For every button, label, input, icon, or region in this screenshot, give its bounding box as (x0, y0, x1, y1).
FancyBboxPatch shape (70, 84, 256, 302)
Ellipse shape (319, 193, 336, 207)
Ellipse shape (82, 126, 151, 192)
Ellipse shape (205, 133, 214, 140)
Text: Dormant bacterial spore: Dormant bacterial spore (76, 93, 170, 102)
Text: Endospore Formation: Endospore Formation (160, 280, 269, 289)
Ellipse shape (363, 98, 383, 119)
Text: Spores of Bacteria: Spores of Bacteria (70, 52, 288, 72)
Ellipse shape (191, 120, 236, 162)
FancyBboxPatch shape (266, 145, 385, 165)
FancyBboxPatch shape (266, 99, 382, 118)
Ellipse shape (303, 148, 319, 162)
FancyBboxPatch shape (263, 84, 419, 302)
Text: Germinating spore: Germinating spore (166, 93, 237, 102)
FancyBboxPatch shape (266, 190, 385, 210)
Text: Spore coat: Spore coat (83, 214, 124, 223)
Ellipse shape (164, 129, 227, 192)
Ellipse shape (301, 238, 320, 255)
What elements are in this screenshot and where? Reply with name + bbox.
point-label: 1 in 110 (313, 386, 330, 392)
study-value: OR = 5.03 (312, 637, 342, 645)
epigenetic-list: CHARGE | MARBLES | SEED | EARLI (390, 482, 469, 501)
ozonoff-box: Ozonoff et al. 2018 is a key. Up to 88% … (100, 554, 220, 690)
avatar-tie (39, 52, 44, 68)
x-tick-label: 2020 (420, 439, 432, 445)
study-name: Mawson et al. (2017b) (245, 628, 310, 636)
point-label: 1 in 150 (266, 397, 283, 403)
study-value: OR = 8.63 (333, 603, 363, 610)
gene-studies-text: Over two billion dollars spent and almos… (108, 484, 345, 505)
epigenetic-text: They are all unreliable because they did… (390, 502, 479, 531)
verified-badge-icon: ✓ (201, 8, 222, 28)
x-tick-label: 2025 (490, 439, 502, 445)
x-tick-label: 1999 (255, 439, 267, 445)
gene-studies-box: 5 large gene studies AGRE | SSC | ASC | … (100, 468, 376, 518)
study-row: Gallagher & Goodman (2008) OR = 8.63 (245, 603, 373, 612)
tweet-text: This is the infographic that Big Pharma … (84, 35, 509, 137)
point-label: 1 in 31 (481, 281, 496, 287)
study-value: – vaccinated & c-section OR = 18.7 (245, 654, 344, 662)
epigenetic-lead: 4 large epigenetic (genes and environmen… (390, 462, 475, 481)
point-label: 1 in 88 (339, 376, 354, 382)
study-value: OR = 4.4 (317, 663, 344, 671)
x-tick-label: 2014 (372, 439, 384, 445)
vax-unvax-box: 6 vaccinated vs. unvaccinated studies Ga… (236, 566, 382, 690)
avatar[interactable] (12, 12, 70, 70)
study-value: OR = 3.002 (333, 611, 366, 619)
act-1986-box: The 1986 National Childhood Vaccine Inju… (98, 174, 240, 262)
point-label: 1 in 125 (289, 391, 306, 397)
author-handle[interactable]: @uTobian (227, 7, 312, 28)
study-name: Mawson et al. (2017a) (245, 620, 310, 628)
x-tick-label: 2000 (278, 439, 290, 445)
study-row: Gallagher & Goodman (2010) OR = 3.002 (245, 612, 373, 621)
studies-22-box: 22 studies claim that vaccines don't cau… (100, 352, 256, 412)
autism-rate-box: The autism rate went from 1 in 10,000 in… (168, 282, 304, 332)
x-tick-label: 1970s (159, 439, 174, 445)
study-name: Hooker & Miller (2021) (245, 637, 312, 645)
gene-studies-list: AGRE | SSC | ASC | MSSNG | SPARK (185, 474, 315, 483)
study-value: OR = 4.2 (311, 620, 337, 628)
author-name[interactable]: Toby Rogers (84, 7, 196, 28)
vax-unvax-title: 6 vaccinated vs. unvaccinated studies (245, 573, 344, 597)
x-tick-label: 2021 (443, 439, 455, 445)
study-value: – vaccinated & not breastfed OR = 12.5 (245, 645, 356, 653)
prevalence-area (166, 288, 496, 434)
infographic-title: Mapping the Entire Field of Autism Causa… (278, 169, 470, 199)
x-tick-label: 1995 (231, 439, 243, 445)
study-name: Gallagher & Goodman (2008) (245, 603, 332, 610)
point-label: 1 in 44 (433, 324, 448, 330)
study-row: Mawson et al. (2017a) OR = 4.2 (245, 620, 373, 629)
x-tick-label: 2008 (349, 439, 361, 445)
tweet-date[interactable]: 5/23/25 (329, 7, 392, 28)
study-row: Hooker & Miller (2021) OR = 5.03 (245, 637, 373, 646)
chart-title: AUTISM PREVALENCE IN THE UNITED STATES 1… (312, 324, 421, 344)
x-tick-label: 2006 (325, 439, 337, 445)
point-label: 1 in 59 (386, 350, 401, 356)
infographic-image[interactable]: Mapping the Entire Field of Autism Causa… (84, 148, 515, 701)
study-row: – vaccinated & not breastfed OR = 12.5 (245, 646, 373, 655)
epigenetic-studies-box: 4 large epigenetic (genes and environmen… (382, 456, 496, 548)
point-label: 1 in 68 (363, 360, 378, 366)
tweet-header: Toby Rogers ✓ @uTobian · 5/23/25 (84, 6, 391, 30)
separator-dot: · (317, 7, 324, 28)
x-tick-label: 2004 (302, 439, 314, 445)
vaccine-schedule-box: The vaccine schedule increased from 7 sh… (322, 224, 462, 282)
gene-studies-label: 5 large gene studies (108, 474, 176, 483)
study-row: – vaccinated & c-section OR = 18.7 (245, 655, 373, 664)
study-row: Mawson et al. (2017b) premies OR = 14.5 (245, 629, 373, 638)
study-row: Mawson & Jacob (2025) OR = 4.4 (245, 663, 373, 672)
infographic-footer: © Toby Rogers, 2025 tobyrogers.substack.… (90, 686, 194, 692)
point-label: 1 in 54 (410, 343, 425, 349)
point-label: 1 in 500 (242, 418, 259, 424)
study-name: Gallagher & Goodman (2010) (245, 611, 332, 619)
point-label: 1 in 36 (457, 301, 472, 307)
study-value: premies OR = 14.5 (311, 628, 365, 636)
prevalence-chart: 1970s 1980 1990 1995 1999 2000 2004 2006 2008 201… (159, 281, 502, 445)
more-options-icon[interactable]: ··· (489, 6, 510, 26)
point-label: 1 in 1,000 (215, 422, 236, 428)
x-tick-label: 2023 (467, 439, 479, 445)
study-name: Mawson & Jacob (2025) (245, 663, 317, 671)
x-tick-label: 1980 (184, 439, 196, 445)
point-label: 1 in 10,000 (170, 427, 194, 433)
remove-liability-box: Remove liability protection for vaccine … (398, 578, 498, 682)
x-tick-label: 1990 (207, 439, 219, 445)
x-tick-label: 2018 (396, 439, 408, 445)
····················
* [DIRECTIONS]: Your answer must be every line from the entries that contains the string "unvaccinated", copied as it stands.

* [OUTPUT]:
vax-unvax-box: 6 vaccinated vs. unvaccinated studies Ga… (236, 566, 382, 690)
vax-unvax-title: 6 vaccinated vs. unvaccinated studies (245, 573, 344, 597)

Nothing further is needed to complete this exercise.